Dataset records:
• • • • • • •
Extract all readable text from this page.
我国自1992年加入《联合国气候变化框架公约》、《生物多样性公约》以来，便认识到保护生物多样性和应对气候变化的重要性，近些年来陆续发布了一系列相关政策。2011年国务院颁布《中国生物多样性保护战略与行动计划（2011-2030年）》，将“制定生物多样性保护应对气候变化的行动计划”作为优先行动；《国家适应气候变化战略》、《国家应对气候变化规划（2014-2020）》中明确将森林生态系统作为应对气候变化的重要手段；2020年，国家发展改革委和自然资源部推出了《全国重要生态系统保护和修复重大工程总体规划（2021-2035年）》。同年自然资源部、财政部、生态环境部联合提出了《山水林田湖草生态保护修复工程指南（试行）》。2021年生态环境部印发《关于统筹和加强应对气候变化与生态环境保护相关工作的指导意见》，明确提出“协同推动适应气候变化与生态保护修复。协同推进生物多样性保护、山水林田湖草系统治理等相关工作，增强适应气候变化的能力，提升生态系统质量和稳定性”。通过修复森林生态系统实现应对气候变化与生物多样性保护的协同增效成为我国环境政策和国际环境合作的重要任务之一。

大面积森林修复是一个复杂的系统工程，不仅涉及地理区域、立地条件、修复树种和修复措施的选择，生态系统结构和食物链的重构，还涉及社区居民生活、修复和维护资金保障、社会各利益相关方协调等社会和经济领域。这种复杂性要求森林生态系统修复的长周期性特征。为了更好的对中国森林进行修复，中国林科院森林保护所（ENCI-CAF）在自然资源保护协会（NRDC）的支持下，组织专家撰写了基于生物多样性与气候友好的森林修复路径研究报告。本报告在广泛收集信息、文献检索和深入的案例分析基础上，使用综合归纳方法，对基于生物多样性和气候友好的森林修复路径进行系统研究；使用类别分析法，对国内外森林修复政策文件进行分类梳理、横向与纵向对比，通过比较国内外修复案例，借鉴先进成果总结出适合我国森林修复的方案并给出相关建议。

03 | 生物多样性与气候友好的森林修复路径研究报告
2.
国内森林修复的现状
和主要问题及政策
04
• • • • • • •
## What the exercise asks
Type out the material again exactly as presented.

## Final result
Extract all readable text from this page.
我国自1992年加入《联合国气候变化框架公约》、《生物多样性公约》以来，便认识到保护生物多样性和应对气候变化的重要性，近些年来陆续发布了一系列相关政策。2011年国务院颁布《中国生物多样性保护战略与行动计划（2011-2030年）》，将“制定生物多样性保护应对气候变化的行动计划”作为优先行动；《国家适应气候变化战略》、《国家应对气候变化规划（2014-2020）》中明确将森林生态系统作为应对气候变化的重要手段；2020年，国家发展改革委和自然资源部推出了《全国重要生态系统保护和修复重大工程总体规划（2021-2035年）》。同年自然资源部、财政部、生态环境部联合提出了《山水林田湖草生态保护修复工程指南（试行）》。2021年生态环境部印发《关于统筹和加强应对气候变化与生态环境保护相关工作的指导意见》，明确提出“协同推动适应气候变化与生态保护修复。协同推进生物多样性保护、山水林田湖草系统治理等相关工作，增强适应气候变化的能力，提升生态系统质量和稳定性”。通过修复森林生态系统实现应对气候变化与生物多样性保护的协同增效成为我国环境政策和国际环境合作的重要任务之一。

大面积森林修复是一个复杂的系统工程，不仅涉及地理区域、立地条件、修复树种和修复措施的选择，生态系统结构和食物链的重构，还涉及社区居民生活、修复和维护资金保障、社会各利益相关方协调等社会和经济领域。这种复杂性要求森林生态系统修复的长周期性特征。为了更好的对中国森林进行修复，中国林科院森林保护所（ENCI-CAF）在自然资源保护协会（NRDC）的支持下，组织专家撰写了基于生物多样性与气候友好的森林修复路径研究报告。本报告在广泛收集信息、文献检索和深入的案例分析基础上，使用综合归纳方法，对基于生物多样性和气候友好的森林修复路径进行系统研究；使用类别分析法，对国内外森林修复政策文件进行分类梳理、横向与纵向对比，通过比较国内外修复案例，借鉴先进成果总结出适合我国森林修复的方案并给出相关建议。

03 | 生物多样性与气候友好的森林修复路径研究报告
2.
国内森林修复的现状
和主要问题及政策
04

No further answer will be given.